[Items listed in a dataset]

....................

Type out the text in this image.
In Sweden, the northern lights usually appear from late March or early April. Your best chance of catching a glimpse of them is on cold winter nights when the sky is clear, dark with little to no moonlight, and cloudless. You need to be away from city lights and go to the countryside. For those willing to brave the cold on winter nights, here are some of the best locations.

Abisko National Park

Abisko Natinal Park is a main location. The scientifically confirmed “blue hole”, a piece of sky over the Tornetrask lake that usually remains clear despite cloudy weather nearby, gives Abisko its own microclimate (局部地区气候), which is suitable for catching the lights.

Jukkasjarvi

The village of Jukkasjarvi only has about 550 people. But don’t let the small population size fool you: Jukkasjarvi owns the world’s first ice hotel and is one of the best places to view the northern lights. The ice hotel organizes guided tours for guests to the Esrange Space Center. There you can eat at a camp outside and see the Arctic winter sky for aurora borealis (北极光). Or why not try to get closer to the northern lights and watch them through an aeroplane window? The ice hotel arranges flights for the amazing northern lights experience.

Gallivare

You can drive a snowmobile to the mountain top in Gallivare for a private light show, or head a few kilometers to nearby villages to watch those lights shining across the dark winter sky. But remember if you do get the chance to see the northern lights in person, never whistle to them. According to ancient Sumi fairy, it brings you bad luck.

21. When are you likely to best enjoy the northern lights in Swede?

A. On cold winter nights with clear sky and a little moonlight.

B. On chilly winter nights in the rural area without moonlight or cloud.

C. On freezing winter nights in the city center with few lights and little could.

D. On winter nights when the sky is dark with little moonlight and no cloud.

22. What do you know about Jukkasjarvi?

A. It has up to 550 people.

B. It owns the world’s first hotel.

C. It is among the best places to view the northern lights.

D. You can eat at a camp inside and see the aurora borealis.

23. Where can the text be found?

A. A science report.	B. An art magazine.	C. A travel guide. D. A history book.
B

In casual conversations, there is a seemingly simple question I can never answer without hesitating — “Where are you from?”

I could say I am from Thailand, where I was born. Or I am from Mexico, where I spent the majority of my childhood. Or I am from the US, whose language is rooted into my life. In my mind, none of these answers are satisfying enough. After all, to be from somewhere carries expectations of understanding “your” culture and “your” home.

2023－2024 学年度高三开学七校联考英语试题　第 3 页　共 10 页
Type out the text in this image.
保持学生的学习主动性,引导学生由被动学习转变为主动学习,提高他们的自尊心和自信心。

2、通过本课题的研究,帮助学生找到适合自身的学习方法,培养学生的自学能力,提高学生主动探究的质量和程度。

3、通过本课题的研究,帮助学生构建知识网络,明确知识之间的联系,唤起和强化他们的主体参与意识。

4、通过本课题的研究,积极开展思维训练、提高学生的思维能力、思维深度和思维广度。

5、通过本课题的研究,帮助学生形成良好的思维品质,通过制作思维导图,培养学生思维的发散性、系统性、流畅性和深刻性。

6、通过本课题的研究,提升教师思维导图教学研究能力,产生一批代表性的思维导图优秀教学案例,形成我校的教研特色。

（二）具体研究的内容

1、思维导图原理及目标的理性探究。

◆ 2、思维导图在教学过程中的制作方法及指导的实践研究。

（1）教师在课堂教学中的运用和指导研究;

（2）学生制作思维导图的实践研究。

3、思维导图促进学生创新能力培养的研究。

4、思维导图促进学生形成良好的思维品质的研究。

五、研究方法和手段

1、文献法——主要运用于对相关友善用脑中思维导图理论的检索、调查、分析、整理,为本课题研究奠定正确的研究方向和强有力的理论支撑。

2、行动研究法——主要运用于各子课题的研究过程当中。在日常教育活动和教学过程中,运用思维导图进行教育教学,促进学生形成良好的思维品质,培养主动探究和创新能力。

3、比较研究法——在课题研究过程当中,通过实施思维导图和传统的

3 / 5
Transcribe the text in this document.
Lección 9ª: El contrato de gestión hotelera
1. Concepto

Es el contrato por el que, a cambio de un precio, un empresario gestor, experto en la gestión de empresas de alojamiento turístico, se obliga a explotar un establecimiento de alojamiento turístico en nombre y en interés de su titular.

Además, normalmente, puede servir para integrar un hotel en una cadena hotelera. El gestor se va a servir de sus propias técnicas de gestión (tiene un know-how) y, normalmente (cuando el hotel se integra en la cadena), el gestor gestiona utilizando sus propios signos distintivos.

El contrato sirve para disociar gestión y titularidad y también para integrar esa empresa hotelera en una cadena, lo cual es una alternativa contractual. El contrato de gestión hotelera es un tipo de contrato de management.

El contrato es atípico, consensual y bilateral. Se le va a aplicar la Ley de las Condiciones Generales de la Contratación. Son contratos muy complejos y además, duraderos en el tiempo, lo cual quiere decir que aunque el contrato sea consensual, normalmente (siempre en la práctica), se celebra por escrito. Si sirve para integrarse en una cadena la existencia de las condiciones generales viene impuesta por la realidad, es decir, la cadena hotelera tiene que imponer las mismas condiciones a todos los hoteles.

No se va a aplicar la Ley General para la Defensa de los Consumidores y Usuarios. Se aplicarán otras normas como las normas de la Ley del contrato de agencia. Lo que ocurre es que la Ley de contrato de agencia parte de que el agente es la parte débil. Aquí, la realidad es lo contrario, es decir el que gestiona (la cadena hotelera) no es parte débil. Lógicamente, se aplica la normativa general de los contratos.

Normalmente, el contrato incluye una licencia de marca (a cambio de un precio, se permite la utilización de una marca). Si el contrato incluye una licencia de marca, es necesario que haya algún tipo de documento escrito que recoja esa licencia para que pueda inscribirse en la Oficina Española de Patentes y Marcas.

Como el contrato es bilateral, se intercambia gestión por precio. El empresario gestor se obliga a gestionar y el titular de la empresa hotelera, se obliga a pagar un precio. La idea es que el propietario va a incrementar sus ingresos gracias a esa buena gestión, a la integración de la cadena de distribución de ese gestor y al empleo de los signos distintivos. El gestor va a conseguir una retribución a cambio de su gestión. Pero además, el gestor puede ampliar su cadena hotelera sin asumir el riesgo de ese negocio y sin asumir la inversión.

....................

● Written task
Determine how many lines in the data above contain the string "could". Give nothing except the number.

● Final answer
2